■ **Task objective**
Pull every line holding the string "Financing" from the records below.

(Entries from a dataset)
## Begin
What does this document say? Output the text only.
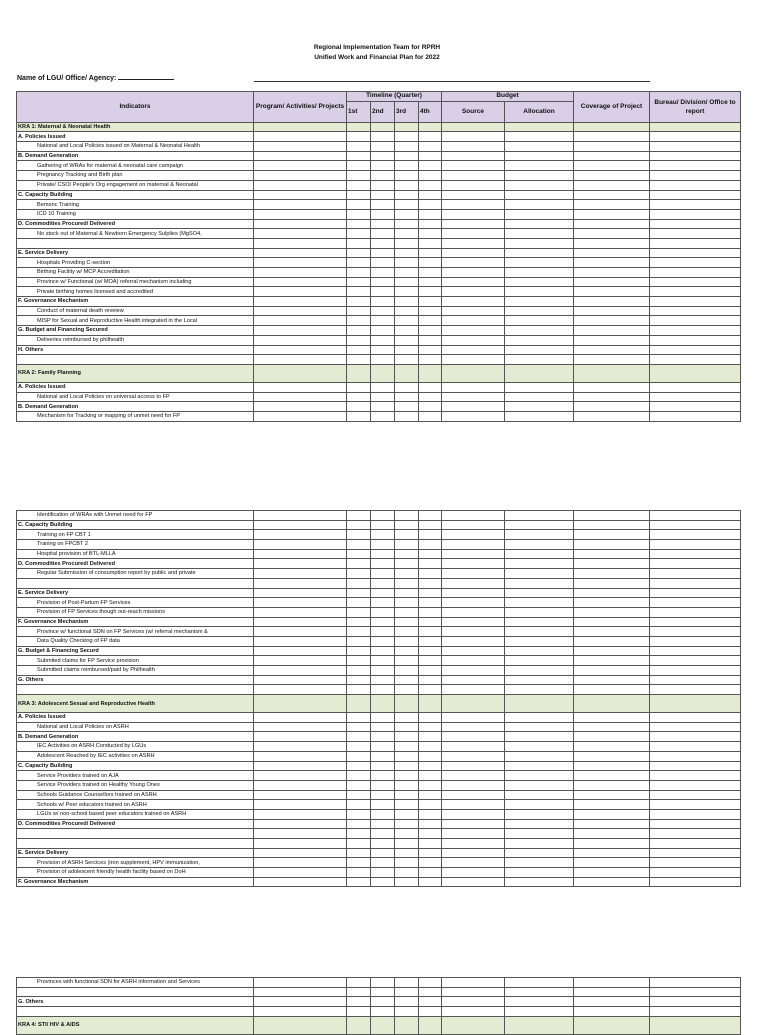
Regional Implementation Team for RPRH
Unified Work and Financial Plan for 2022
Name of LGU/ Office/ Agency:
Indicators	Program/ Activities/ Projects	Timeline (Quarter)				Budget		Coverage of Project	Bureau/ Division/ Office to report
		1st	2nd	3rd	4th	Source	Allocation		
KRA 1: Maternal & Neonatal Health									
A. Policies Issued									
National and Local Policies issued on Maternal & Neonatal Health									
B. Demand Generation									
Gathering of WRAs for maternal & neonatal care campaign									
Pregnancy Tracking and Birth plan									
Private/ CSO/ People's Org engagement on maternal & Neonatal									
C. Capacity Building									
Bemonc Training									
ICD 10 Training									
D. Commodities Procured/ Delivered									
No stock out of Maternal & Newborn Emergency Sulplies (MgSO4,									

E. Service Delivery									
Hospitals Providing C-section									
Birthing Facility w/ MCP Accreditation									
Province w/ Functional (w/ MOA) referral mechanism including									
Private birthing homes licensed and accredited									
F. Governance Mechanism									
Conduct of maternal death reveiew									
MISP for Sexual and Reproductive Health integrated in the Local									
G. Budget and Financing Secured									
Deliveries reimbursed by philhealth									
H. Others									

KRA 2: Family Planning									
A. Policies Issued									
National and Local Policies on universal access to FP									
B. Demand Generation									
Mechanism for Tracking or mapping of unmet need for FP									
Identification of WRAs with Unmet need for FP									
C. Capacity Building									
Training on FP CBT 1									
Traning on FPCBT 2									
Hospital provision of BTL-MLLA									
D. Commodities Procured/ Delivered									
Regular Submission of consumption report by public and private									

E. Service Delivery									
Provision of Post-Partum FP Services									
Provision of FP Services though out-reach missions									
F. Governance Mechanism									
Province w/ functional SDN on FP Services (w/ referral mechanism &									
Data Quality Checking of FP data									
G. Budget & Financing Securd									
Submited claims for FP Service provision									
Submitted claims reimbursed/paid by Philhealth									
G. Others									

KRA 3: Adolescent Sexual and Reproductive Health									
A. Policies Issued									
National and Local Policies on ASRH									
B. Demand Generation									
IEC Activities on ASRH Conducted by LGUs									
Adolescent Reached by IEC activities on ASRH									
C. Capacity Building									
Service Providers trained on AJA									
Service Providers trained on Healthy Young Ones									
Schools Guidance Counsellors trained on ASRH									
Schools w/ Peer educators trained on ASRH									
LGUs w/ non-school based peer educators trained on ASRH									
D. Commodities Procured/ Delivered									

E. Service Delivery									
Provision of ASRH Sercices (iron supplement, HPV immunization,									
Provision of adolescent friendly health facility based on DoH									
F. Governance Mechanism									
Provinces with functional SDN for ASRH information and Services									

G. Others									

KRA 4: STI/ HIV & AIDS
## End
■ **Complete response**
G. Budget and Financing Secured									
G. Budget & Financing Securd									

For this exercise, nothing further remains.